● TASK: Copy out the data verbatim, beginning with its first line and stopping after the line that contains "276, 158, 278]". Include both of these lines.

——

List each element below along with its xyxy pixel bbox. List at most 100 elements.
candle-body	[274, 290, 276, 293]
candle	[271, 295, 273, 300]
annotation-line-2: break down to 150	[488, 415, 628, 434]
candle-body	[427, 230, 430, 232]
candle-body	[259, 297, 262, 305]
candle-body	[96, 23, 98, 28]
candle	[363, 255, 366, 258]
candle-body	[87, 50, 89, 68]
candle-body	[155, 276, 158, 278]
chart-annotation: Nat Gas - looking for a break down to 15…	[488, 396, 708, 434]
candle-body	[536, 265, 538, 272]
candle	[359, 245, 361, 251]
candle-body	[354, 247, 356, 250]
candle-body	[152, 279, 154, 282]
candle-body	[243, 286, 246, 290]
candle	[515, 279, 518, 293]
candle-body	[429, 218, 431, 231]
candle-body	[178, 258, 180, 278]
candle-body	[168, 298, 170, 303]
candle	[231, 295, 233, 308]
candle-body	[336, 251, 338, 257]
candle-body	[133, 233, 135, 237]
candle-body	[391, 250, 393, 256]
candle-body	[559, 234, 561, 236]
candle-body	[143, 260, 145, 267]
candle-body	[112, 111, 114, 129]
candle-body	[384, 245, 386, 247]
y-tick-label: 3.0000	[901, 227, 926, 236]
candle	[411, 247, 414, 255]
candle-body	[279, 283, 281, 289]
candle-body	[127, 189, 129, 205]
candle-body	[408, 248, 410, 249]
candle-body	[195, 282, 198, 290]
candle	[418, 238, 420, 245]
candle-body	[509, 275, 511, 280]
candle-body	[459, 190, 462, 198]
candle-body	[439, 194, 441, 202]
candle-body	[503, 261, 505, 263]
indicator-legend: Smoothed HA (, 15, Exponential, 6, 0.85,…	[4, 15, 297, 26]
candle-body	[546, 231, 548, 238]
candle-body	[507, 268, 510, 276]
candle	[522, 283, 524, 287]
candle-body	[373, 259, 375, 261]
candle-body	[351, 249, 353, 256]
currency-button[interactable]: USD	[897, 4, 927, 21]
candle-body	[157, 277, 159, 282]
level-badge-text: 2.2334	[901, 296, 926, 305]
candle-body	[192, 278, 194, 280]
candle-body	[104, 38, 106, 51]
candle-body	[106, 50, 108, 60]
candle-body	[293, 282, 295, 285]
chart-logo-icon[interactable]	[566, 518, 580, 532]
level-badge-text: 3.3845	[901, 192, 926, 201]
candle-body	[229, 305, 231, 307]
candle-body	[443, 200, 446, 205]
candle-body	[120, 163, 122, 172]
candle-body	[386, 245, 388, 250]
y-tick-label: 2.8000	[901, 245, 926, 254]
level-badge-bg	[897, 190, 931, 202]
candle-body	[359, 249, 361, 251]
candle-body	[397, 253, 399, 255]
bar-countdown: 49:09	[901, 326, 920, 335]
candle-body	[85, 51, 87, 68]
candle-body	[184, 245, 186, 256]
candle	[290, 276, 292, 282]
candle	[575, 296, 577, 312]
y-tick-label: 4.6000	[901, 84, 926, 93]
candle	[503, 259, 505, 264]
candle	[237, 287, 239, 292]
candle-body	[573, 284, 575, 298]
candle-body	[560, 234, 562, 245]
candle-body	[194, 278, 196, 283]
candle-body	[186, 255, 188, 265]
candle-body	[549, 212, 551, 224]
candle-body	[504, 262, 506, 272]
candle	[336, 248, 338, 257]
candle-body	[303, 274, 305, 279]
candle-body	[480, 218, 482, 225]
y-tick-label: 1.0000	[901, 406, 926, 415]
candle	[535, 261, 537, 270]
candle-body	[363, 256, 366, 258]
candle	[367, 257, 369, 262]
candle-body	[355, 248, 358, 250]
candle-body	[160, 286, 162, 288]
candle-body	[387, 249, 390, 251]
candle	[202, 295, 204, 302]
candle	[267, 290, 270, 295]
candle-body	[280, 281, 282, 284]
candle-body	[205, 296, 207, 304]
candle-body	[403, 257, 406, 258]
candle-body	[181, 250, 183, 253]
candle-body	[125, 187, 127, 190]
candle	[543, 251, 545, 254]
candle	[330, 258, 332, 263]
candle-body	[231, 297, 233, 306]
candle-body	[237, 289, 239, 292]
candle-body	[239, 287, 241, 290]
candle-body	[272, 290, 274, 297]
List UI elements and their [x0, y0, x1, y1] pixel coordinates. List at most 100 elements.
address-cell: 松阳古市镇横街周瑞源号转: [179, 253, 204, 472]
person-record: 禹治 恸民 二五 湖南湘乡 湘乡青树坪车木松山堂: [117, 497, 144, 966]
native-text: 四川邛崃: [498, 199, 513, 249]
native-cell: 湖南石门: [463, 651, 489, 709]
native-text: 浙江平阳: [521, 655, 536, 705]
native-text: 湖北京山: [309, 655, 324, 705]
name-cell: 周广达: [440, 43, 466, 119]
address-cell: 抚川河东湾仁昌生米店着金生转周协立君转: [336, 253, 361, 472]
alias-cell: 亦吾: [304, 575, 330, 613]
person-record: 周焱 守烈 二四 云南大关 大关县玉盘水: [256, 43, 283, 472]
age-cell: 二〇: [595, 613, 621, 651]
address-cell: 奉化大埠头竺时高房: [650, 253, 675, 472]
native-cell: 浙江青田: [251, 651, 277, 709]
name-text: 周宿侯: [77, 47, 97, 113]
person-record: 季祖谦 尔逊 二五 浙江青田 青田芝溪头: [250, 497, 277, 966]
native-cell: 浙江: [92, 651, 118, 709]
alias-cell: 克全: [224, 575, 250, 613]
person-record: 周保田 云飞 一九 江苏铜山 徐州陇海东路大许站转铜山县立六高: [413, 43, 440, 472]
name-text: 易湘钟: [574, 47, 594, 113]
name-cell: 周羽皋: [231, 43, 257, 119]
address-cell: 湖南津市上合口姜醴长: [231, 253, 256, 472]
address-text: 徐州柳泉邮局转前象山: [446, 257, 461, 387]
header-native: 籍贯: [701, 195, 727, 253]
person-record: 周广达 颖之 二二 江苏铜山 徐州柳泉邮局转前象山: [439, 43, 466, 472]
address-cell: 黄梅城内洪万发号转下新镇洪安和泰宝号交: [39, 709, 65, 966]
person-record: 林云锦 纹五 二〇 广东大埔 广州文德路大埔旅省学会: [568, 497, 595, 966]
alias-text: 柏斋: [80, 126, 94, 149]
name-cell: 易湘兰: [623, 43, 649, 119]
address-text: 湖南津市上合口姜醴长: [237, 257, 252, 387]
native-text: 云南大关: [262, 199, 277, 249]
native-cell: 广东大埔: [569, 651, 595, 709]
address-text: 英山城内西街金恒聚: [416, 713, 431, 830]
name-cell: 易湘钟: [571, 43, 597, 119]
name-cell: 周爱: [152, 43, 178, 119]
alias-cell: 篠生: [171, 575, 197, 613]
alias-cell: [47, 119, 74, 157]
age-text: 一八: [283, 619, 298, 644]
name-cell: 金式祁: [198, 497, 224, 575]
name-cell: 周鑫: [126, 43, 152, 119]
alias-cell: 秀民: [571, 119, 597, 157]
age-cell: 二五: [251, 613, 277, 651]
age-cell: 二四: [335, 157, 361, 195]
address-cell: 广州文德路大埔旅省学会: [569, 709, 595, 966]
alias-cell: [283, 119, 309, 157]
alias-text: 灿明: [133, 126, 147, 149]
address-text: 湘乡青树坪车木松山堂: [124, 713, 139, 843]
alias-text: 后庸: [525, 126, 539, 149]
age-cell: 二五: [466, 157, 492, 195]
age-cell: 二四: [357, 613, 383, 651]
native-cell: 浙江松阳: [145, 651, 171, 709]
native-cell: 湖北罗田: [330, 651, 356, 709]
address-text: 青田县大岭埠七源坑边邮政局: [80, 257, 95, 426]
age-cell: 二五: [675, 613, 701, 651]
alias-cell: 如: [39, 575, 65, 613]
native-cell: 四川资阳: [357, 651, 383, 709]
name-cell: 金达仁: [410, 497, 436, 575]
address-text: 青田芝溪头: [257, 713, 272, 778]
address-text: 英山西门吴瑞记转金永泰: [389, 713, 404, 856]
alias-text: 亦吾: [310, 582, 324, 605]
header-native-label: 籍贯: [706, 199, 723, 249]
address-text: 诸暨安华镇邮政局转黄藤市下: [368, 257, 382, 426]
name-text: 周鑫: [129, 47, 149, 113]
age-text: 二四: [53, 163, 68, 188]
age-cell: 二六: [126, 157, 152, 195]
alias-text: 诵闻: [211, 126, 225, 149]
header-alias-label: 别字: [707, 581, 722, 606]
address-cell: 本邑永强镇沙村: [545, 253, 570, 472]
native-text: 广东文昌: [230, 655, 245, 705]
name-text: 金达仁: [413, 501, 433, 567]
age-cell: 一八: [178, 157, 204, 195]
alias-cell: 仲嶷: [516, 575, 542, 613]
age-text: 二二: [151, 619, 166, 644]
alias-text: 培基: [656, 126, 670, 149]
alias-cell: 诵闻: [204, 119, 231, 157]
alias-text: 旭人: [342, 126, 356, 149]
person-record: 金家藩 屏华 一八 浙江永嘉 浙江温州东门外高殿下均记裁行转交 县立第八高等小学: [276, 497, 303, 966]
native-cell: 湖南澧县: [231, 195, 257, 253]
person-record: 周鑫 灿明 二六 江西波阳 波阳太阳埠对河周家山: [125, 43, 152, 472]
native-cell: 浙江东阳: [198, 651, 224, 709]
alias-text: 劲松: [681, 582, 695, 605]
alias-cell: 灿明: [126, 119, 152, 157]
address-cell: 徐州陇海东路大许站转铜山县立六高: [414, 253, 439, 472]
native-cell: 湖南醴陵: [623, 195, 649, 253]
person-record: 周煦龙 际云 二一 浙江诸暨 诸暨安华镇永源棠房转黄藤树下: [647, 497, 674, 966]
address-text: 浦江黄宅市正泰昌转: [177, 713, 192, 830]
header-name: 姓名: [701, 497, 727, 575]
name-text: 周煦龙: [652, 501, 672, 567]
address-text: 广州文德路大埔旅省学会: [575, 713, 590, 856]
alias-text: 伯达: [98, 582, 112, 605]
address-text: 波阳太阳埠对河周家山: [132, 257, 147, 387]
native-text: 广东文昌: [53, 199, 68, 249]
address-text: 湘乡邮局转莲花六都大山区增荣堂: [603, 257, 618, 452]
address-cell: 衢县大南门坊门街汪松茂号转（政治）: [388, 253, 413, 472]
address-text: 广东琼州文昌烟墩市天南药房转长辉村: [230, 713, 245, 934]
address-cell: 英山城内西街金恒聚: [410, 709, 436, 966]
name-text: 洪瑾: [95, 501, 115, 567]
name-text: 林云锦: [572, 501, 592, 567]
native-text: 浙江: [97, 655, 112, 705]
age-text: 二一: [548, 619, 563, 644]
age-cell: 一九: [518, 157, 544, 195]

——

● RESULT OF THIS TASK:
List each element below along with its xyxy pixel bbox. List at most 100 elements.
candle-body	[274, 290, 276, 293]
candle	[271, 295, 273, 300]
annotation-line-2: break down to 150	[488, 415, 628, 434]
candle-body	[427, 230, 430, 232]
candle-body	[259, 297, 262, 305]
candle-body	[96, 23, 98, 28]
candle	[363, 255, 366, 258]
candle-body	[87, 50, 89, 68]
candle-body	[155, 276, 158, 278]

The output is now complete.